(Dataset items)
■ ■ ■ ■ ■ ■ ■

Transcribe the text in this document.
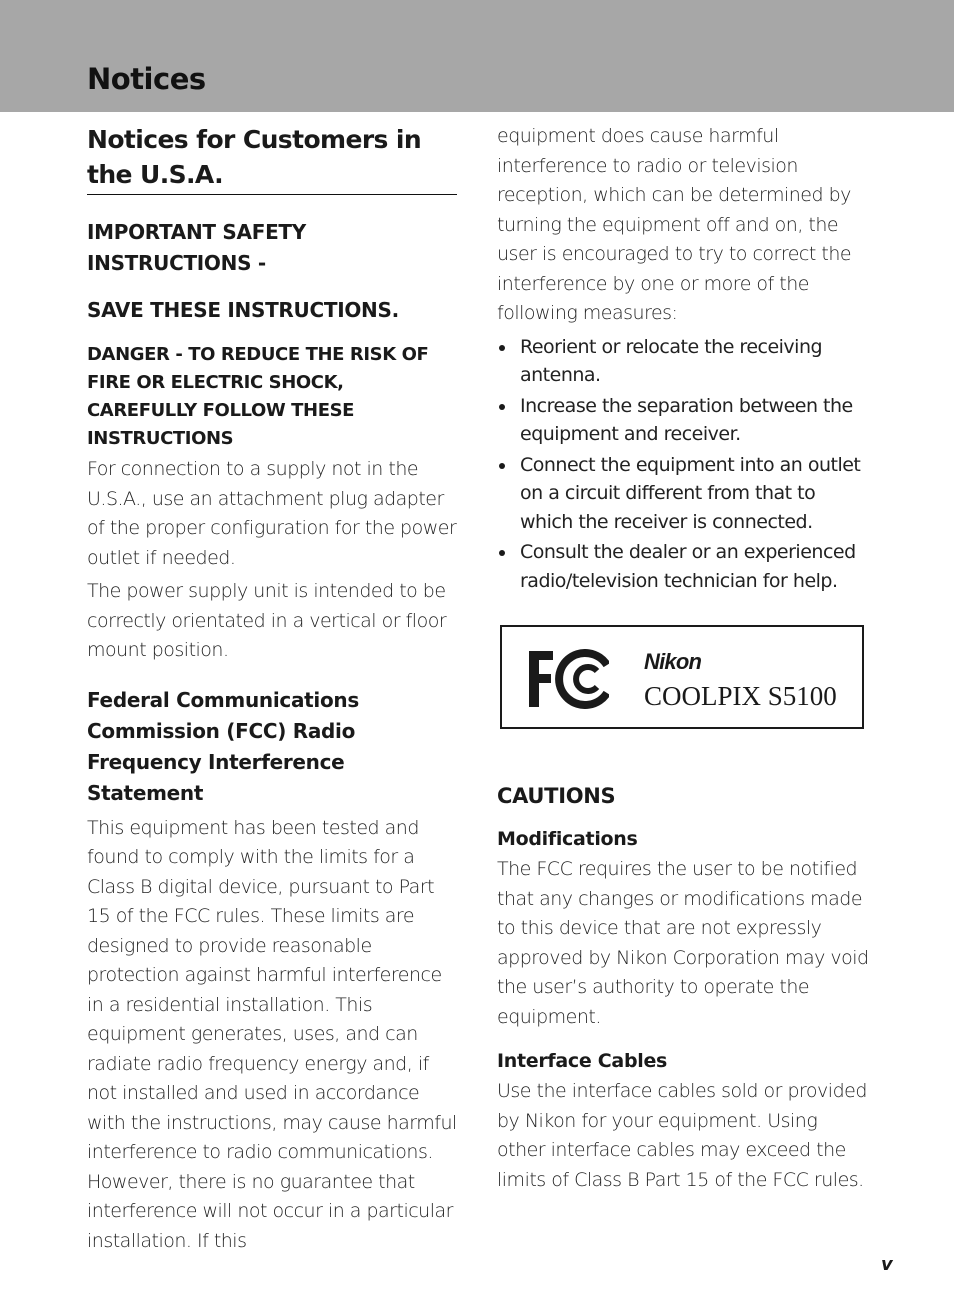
Notices
Notices for Customers in the U.S.A.
IMPORTANT SAFETY INSTRUCTIONS -
SAVE THESE INSTRUCTIONS.
DANGER - TO REDUCE THE RISK OF FIRE OR ELECTRIC SHOCK, CAREFULLY FOLLOW THESE INSTRUCTIONS

For connection to a supply not in the U.S.A., use an attachment plug adapter of the proper configuration for the power outlet if needed.

The power supply unit is intended to be correctly orientated in a vertical or floor mount position.

Federal Communications Commission (FCC) Radio Frequency Interference Statement

This equipment has been tested and found to comply with the limits for a Class B digital device, pursuant to Part 15 of the FCC rules. These limits are designed to provide reasonable protection against harmful interference in a residential installation. This equipment generates, uses, and can radiate radio frequency energy and, if not installed and used in accordance with the instructions, may cause harmful interference to radio communications. However, there is no guarantee that interference will not occur in a particular installation. If this

equipment does cause harmful interference to radio or television reception, which can be determined by turning the equipment off and on, the user is encouraged to try to correct the interference by one or more of the following measures:

Reorient or relocate the receiving antenna.
Increase the separation between the equipment and receiver.
Connect the equipment into an outlet on a circuit different from that to which the receiver is connected.
Consult the dealer or an experienced radio/television technician for help.
Nikon
COOLPIX S5100
CAUTIONS
Modifications

The FCC requires the user to be notified that any changes or modifications made to this device that are not expressly approved by Nikon Corporation may void the user’s authority to operate the equipment.

Interface Cables

Use the interface cables sold or provided by Nikon for your equipment. Using other interface cables may exceed the limits of Class B Part 15 of the FCC rules.

v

■ ■ ■ ■ ■ ■ ■

(Do this):
Reproduce the data verbatim. Do not carry any picture into the copy.

(Exercise solution):
Transcribe the text in this document.
Notices
Notices for Customers in the U.S.A.
IMPORTANT SAFETY INSTRUCTIONS -
SAVE THESE INSTRUCTIONS.
DANGER - TO REDUCE THE RISK OF FIRE OR ELECTRIC SHOCK, CAREFULLY FOLLOW THESE INSTRUCTIONS

For connection to a supply not in the U.S.A., use an attachment plug adapter of the proper configuration for the power outlet if needed.

The power supply unit is intended to be correctly orientated in a vertical or floor mount position.

Federal Communications Commission (FCC) Radio Frequency Interference Statement

This equipment has been tested and found to comply with the limits for a Class B digital device, pursuant to Part 15 of the FCC rules. These limits are designed to provide reasonable protection against harmful interference in a residential installation. This equipment generates, uses, and can radiate radio frequency energy and, if not installed and used in accordance with the instructions, may cause harmful interference to radio communications. However, there is no guarantee that interference will not occur in a particular installation. If this

equipment does cause harmful interference to radio or television reception, which can be determined by turning the equipment off and on, the user is encouraged to try to correct the interference by one or more of the following measures:

Reorient or relocate the receiving antenna.
Increase the separation between the equipment and receiver.
Connect the equipment into an outlet on a circuit different from that to which the receiver is connected.
Consult the dealer or an experienced radio/television technician for help.
Nikon
COOLPIX S5100
CAUTIONS
Modifications

The FCC requires the user to be notified that any changes or modifications made to this device that are not expressly approved by Nikon Corporation may void the user’s authority to operate the equipment.

Interface Cables

Use the interface cables sold or provided by Nikon for your equipment. Using other interface cables may exceed the limits of Class B Part 15 of the FCC rules.

v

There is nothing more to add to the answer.